Goal: Write out every line of the material exactly as it appears.

Part of a data file:

^^^^^^^^^^^^^^^^

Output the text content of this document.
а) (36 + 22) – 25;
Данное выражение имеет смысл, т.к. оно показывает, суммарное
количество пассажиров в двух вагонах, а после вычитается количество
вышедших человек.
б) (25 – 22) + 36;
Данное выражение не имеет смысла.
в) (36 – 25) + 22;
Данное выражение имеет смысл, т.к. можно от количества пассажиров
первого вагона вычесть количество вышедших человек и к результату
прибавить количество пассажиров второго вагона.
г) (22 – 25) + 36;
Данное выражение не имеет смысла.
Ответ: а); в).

^^^^^^^^^^^^^^^^

Response to this task:
Output the text content of this document.
а) (36 + 22) – 25;
Данное выражение имеет смысл, т.к. оно показывает, суммарное
количество пассажиров в двух вагонах, а после вычитается количество
вышедших человек.
б) (25 – 22) + 36;
Данное выражение не имеет смысла.
в) (36 – 25) + 22;
Данное выражение имеет смысл, т.к. можно от количества пассажиров
первого вагона вычесть количество вышедших человек и к результату
прибавить количество пассажиров второго вагона.
г) (22 – 25) + 36;
Данное выражение не имеет смысла.
Ответ: а); в).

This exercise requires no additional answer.